> _EXCERPT PROVIDED_
----

As said l am starting to acquaint myself with the ease and efficiency of reading eBooks, but l still love reading what l class as conventional books, l am quite unsure if that is the right term, but just books, doesn’t seem to cut it these days … l have many ‘just books’  in the shelves behind me covering a host of eclectic topics and subjects from gardening,  to humour, dogs, military, nature, wildlife, cooking and trust me the list goes on – l love, no adore reading from as diverse a range as l can, as l feel you all do too.

However of the books l do have l have a few old books, that l really treasure not just for the content but because of the books themselves, the memories they cast back to me … the joys of recall as to how many times l have read them and smiled and laughed each time. The smell of them and the feel of the pages, the gentle weight in my hands and the thrill that awashes over me when l once more start to read a story l have read countless times afore this moment.

There is just something about old books. That same something when a reader discovers a new old bookshop, like that of an antique collector who discovers an older store where upon from floor to ceiling it is seemingly crammed with oddities and quirkies – the very same applies itself to an old bookstore.

It has the scents of yesterdays and yesteryears trapped in the very shelves. There are secrets aplenty to be found in the old tomes of an old book store and it’s been years since l have found one that brings back sweet memories from the times as a young reader to a teenager back in the late 70’s and 80’s for me of course.

I remember many years ago  -1982, discovering at a jumble sale held by the local scout group in an old village hall an original copy of The Hunchback of Notre Dame in original French no less and purchased it for 5 pence. It was literally a first cover edition from 1831 and held hand written notes from Victor Hugo. I sold it in 1997 for an astonishing figure, but l was duped, had l realised l could have sold it apparently for ten times the price l got – however l was happy as it had only cost me 5 pence 15 years previously and had sat on a shelf for all of those years.

----

> _PROVIDED INFORMATION_
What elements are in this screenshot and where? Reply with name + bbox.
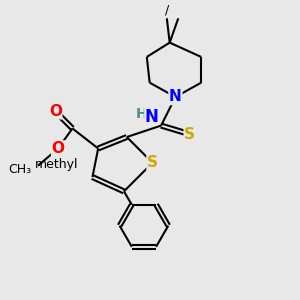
Text: S: S: [147, 155, 158, 170]
Text: N: N: [169, 89, 182, 104]
Text: O: O: [52, 141, 64, 156]
Text: CH₃: CH₃: [8, 164, 31, 176]
Text: N: N: [144, 108, 158, 126]
Text: /: /: [165, 4, 169, 17]
Text: S: S: [184, 127, 195, 142]
Text: methyl: methyl: [35, 158, 79, 172]
Text: H: H: [135, 107, 147, 121]
Text: O: O: [49, 104, 62, 119]
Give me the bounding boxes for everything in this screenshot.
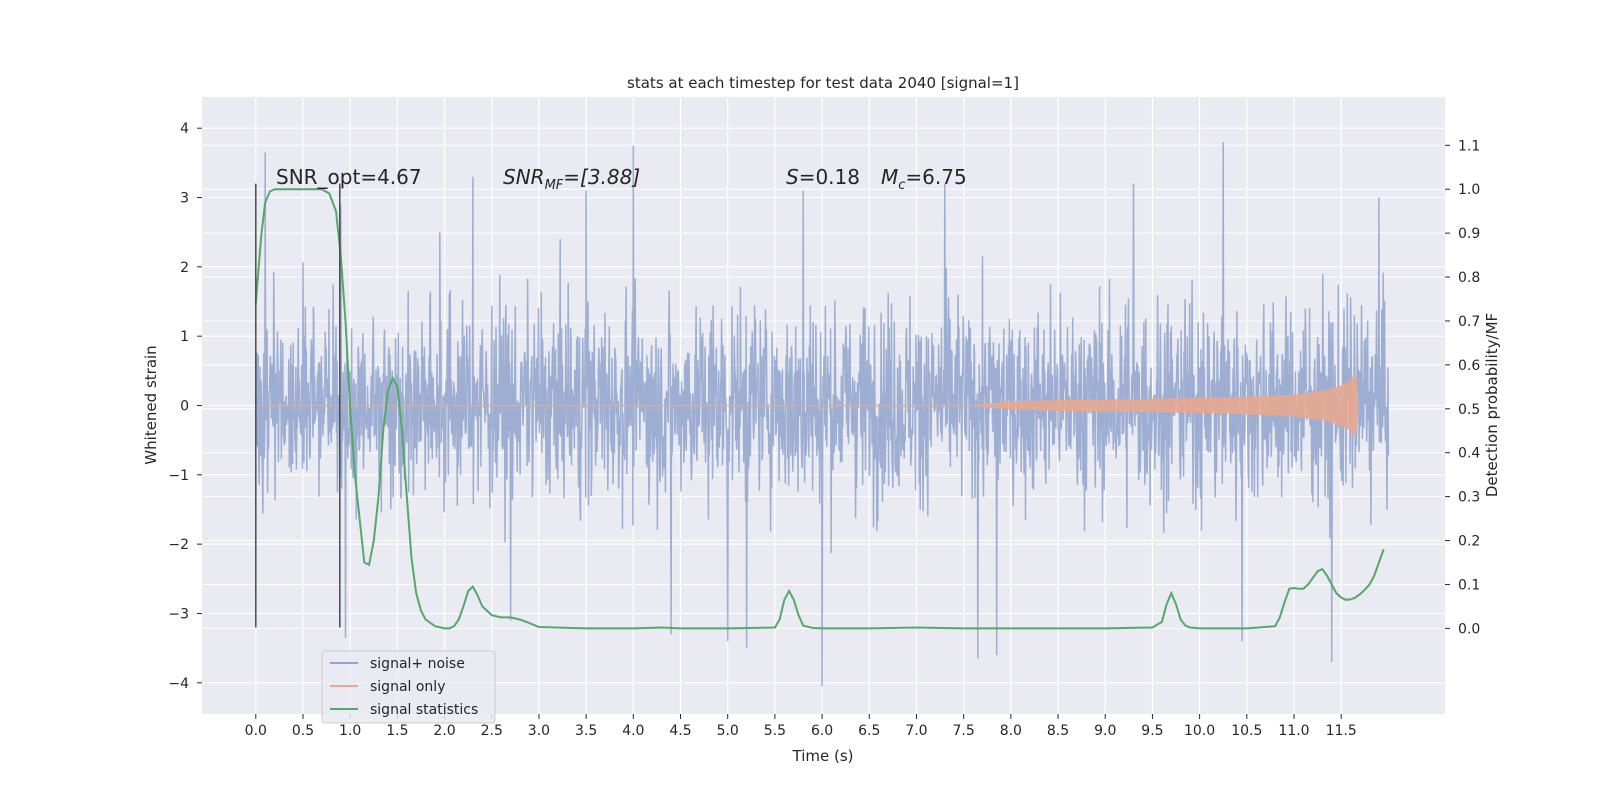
y-left-tick-label: −3 [168,606,189,622]
mc-sub: c [898,178,905,193]
x-tick-label: 3.5 [575,723,597,739]
y-right-tick-label: 0.9 [1458,226,1480,242]
y-left-tick-label: 4 [180,121,189,137]
chart-title: stats at each timestep for test data 204… [627,74,1019,92]
y-right-tick-label: 0.6 [1458,358,1480,374]
x-tick-label: 4.5 [669,723,691,739]
x-tick-label: 3.0 [528,723,550,739]
y-left-tick-label: 1 [180,329,189,345]
snr-mf-value: =[3.88] [563,165,640,189]
x-tick-label: 9.5 [1141,723,1163,739]
x-tick-label: 10.5 [1231,723,1262,739]
series-signal-only-envelope [973,372,1359,439]
x-tick-label: 1.0 [339,723,361,739]
x-tick-label: 2.5 [481,723,503,739]
x-tick-label: 6.0 [811,723,833,739]
x-tick-label: 0.0 [245,723,267,739]
legend: signal+ noise signal only signal statist… [321,650,496,724]
legend-label-signal-noise: signal+ noise [370,656,465,672]
x-tick-label: 6.5 [858,723,880,739]
y-left-tick-label: 3 [180,191,189,207]
x-tick-label: 8.5 [1047,723,1069,739]
snr-mf-sub: MF [545,178,564,193]
series-signal-noise-line [255,142,1390,687]
legend-box [321,650,496,724]
x-tick-label: 5.0 [717,723,739,739]
y-left-tick-label: 0 [180,399,189,415]
y-right-tick-label: 0.8 [1458,270,1480,286]
y-right-tick-label: 0.5 [1458,402,1480,418]
y-right-tick-label: 0.3 [1458,490,1480,506]
x-tick-label: 9.0 [1094,723,1116,739]
legend-label-signal-statistics: signal statistics [370,702,478,718]
x-tick-label: 7.0 [905,723,927,739]
x-tick-label: 7.5 [953,723,975,739]
mc-annotation: Mc=6.75 [881,165,967,193]
x-tick-label: 1.5 [386,723,408,739]
x-tick-label: 2.0 [433,723,455,739]
y-right-tick-label: 0.0 [1458,621,1480,637]
y-right-tick-label: 1.1 [1458,138,1480,154]
s-value: =0.18 [799,165,860,189]
y-axis-right-label: Detection probability/MF [1483,313,1501,497]
vertical-markers [255,183,341,628]
mc-value: =6.75 [905,165,966,189]
x-tick-label: 0.5 [292,723,314,739]
y-axis-left-label: Whitened strain [142,345,160,464]
snr-mf-main: SNR [503,165,545,189]
ticks: 0.0 0.5 1.0 1.5 2.0 2.5 3.0 3.5 4.0 4.5 5.0 5.5 6.0 6… [168,121,1480,739]
x-tick-label: 11.0 [1278,723,1309,739]
x-tick-label: 5.5 [764,723,786,739]
series-signal-statistics-line [254,188,1385,630]
y-left-tick-label: −1 [168,468,189,484]
series-layer [254,142,1390,687]
x-tick-label: 10.0 [1184,723,1215,739]
y-right-tick-label: 0.2 [1458,534,1480,550]
y-left-tick-label: −4 [168,676,189,692]
snr-opt-annotation: SNR_opt=4.67 [276,165,422,189]
mc-main: M [881,165,898,189]
x-tick-label: 8.0 [1000,723,1022,739]
legend-label-signal-only: signal only [370,679,445,695]
x-tick-label: 11.5 [1326,723,1357,739]
y-left-tick-label: −2 [168,537,189,553]
x-tick-label: 4.0 [622,723,644,739]
s-main: S [786,165,799,189]
s-annotation: S=0.18 [786,165,860,189]
y-left-tick-label: 2 [180,260,189,276]
x-axis-label: Time (s) [792,747,854,765]
y-right-tick-label: 1.0 [1458,182,1480,198]
annotations: SNR_opt=4.67 SNRMF=[3.88] S=0.18 Mc=6.75 [276,165,967,193]
y-right-tick-label: 0.4 [1458,446,1480,462]
y-right-tick-label: 0.7 [1458,314,1480,330]
snr-mf-annotation: SNRMF=[3.88] [503,165,640,193]
y-right-tick-label: 0.1 [1458,577,1480,593]
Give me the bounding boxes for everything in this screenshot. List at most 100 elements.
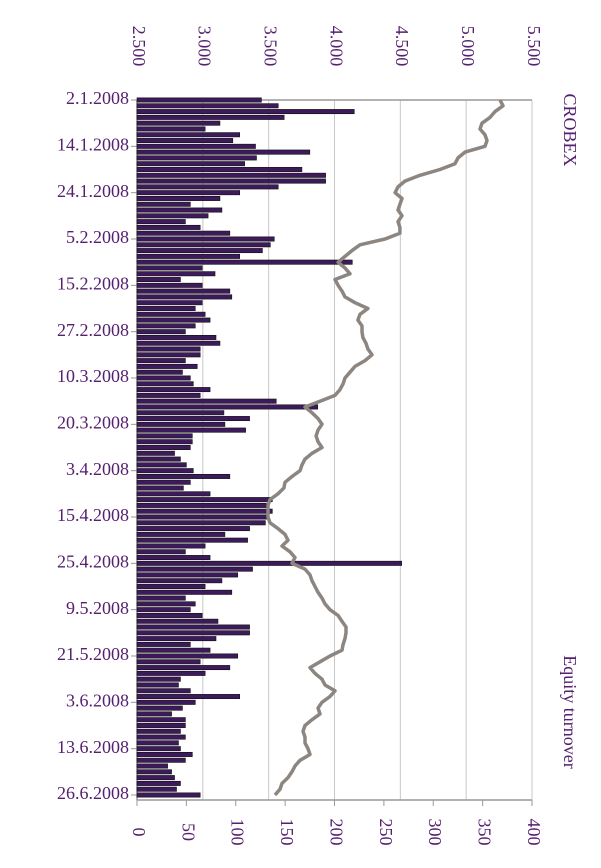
bar — [136, 560, 402, 566]
bar — [136, 317, 211, 323]
bar — [136, 259, 353, 265]
bar — [136, 242, 271, 248]
bar — [136, 502, 267, 508]
bar — [136, 659, 201, 665]
bar — [136, 213, 209, 219]
bar — [136, 780, 181, 786]
bar — [136, 653, 239, 659]
bar — [136, 155, 257, 161]
bar — [136, 630, 250, 636]
bar — [136, 537, 248, 543]
bar — [136, 520, 266, 526]
bar — [136, 201, 191, 207]
x-tick-label: 200 — [326, 819, 346, 846]
bar — [136, 340, 221, 346]
bar — [136, 734, 186, 740]
bar — [136, 427, 246, 433]
bar — [136, 508, 273, 514]
bar — [136, 219, 186, 225]
bar — [136, 624, 250, 630]
bar — [136, 109, 355, 115]
bar — [136, 728, 181, 734]
y-tick-label: 14.1.2008 — [57, 134, 129, 154]
bar — [136, 445, 191, 450]
bar — [136, 230, 231, 236]
bar — [136, 751, 193, 757]
y-tick-label: 26.6.2008 — [57, 783, 129, 803]
bar — [136, 288, 231, 294]
bar — [136, 224, 201, 230]
bar — [136, 468, 194, 474]
bar — [136, 514, 269, 520]
x-tick-label: 350 — [475, 819, 495, 846]
bar — [136, 694, 240, 700]
bar — [136, 161, 245, 167]
bar — [136, 618, 219, 624]
bar — [136, 647, 211, 653]
x-tick-label: 150 — [277, 819, 297, 846]
bar — [136, 311, 206, 317]
y-tick-label: 9.5.2008 — [66, 598, 129, 618]
bar — [136, 97, 262, 103]
x2-tick-label: 5.000 — [458, 26, 478, 67]
line — [266, 99, 505, 797]
bar — [136, 589, 233, 595]
bar — [136, 705, 183, 711]
bar — [136, 676, 181, 682]
bar — [136, 236, 275, 242]
y-tick-label: 15.2.2008 — [57, 273, 129, 293]
bar — [136, 306, 196, 311]
bar — [136, 404, 319, 410]
bar — [136, 190, 240, 196]
bar — [136, 352, 201, 358]
bar — [136, 682, 179, 688]
bar — [136, 207, 223, 213]
x2-tick-label: 4.500 — [392, 26, 412, 67]
bar — [136, 369, 183, 375]
bar — [136, 282, 203, 288]
bar — [136, 363, 198, 369]
x-tick-label: 0 — [129, 828, 149, 837]
x-tick-label: 250 — [376, 819, 396, 846]
bar — [136, 786, 177, 792]
bar — [136, 277, 181, 283]
bar — [136, 329, 186, 335]
bar — [136, 132, 240, 138]
bar — [136, 375, 191, 381]
bar — [136, 265, 203, 271]
bar — [136, 294, 233, 300]
bar — [136, 473, 231, 479]
bar — [136, 300, 203, 306]
bar — [136, 555, 211, 561]
bar — [136, 485, 184, 491]
bar — [136, 769, 172, 775]
bar — [136, 334, 217, 340]
x2-tick-label: 3.500 — [261, 26, 281, 67]
bar — [136, 584, 206, 589]
bar — [136, 126, 206, 132]
bar — [136, 572, 239, 578]
bar — [136, 392, 201, 398]
bar — [136, 746, 181, 752]
bar — [136, 543, 206, 549]
bar — [136, 757, 186, 763]
bar — [136, 763, 168, 769]
bar — [136, 578, 223, 584]
bar — [136, 595, 186, 601]
bar — [136, 549, 186, 555]
y-tick-label: 24.1.2008 — [57, 181, 129, 201]
bar — [136, 479, 191, 485]
bar — [136, 636, 217, 642]
bar — [136, 172, 326, 178]
bar — [136, 358, 186, 364]
y-tick-label: 3.6.2008 — [66, 690, 129, 710]
bar — [136, 450, 175, 456]
bar — [136, 248, 263, 254]
bar — [136, 717, 186, 723]
bar — [136, 103, 279, 109]
bar — [136, 711, 172, 717]
bar — [136, 462, 187, 468]
x2-axis-title: CROBEX — [560, 93, 580, 166]
y-tick-label: 5.2.2008 — [66, 227, 129, 247]
bar — [136, 143, 256, 149]
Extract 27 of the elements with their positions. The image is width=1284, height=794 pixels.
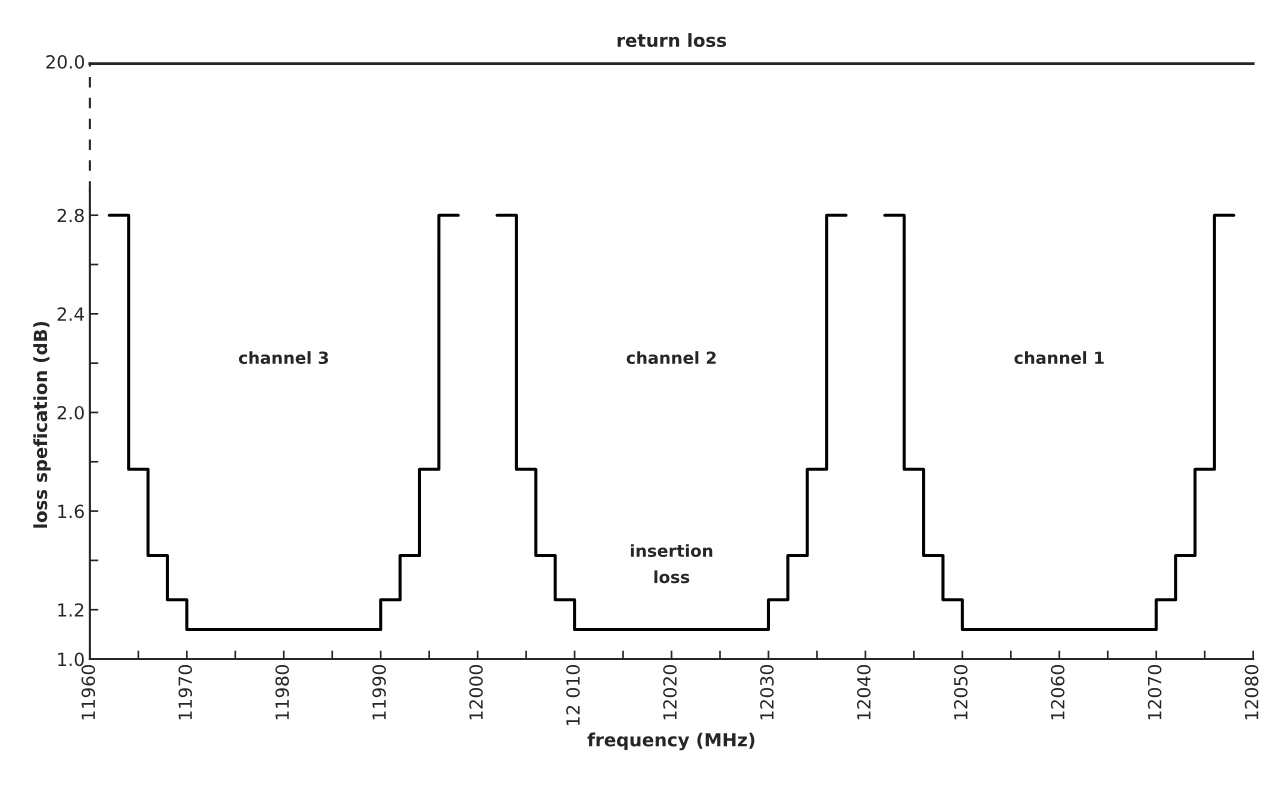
text: return loss	[617, 33, 727, 48]
x-tick-label: 11970	[178, 665, 193, 720]
x-tick-label: 11990	[372, 665, 386, 720]
y-tick-label: 1.2	[58, 603, 84, 617]
annotation: channel 1	[1014, 351, 1104, 365]
x-tick-label: 12000	[469, 665, 483, 720]
x-tick-label: 12050	[953, 665, 968, 720]
y-tick-label: 2.0	[57, 405, 84, 420]
x-tick-label: 11980	[275, 665, 289, 720]
annotation: insertion loss	[630, 544, 713, 584]
y-axis-title: loss spefication (dB)	[33, 321, 51, 528]
x-tick-label: 12020	[663, 665, 677, 720]
x-axis-title: frequency (MHz)	[587, 732, 755, 751]
y-tick-label: 1.6	[58, 504, 84, 519]
annotation: channel 2	[626, 351, 716, 365]
text: 20.0	[46, 55, 85, 69]
x-tick-label: 12030	[760, 665, 774, 720]
x-tick-label: 12 010	[566, 665, 580, 726]
x-tick-label: 12070	[1147, 665, 1162, 720]
x-tick-label: 11960	[81, 665, 96, 720]
annotation: channel 3	[238, 351, 329, 365]
y-tick-label: 1.0	[58, 652, 84, 667]
x-tick-label: 12080	[1244, 665, 1259, 720]
y-tick-label: 2.8	[57, 208, 84, 223]
x-tick-label: 12060	[1050, 665, 1065, 720]
y-tick-label: 2.4	[57, 307, 85, 321]
x-tick-label: 12040	[857, 665, 871, 720]
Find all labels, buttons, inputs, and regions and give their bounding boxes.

----

> _WHAT TO WORK ON_
1. Using the excerpt about old books above, decide whether each statement agrees with it. Answer yes or no for each, and quote the words from the excerpt that settle it.
(a) The writer paid 5 pence for the copy of The Hunchback of Notre Dame.
(b) The writer found that copy in an old bookstore.
(c) The writer sold that copy in 1997.
2. According to the excerpt about old books, what language was the writer's copy of The Hunchback of Notre Dame in?
3. Reproduce the passage of the excerpt about old books between "I remember many" and "of those years.", inclusive.

> _SOLUTIONS TO THE PROBLEMS_
1.
(a) Yes: "purchased it for 5 pence"
(b) No: "at a jumble sale held by the local scout group in an old village hall"
(c) Yes: "I sold it in 1997 for an astonishing figure"

2. It was in the original French.

3.
I remember many years ago  -1982, discovering at a jumble sale held by the local scout group in an old village hall an original copy of The Hunchback of Notre Dame in original French no less and purchased it for 5 pence. It was literally a first cover edition from 1831 and held hand written notes from Victor Hugo. I sold it in 1997 for an astonishing figure, but l was duped, had l realised l could have sold it apparently for ten times the price l got – however l was happy as it had only cost me 5 pence 15 years previously and had sat on a shelf for all of those years.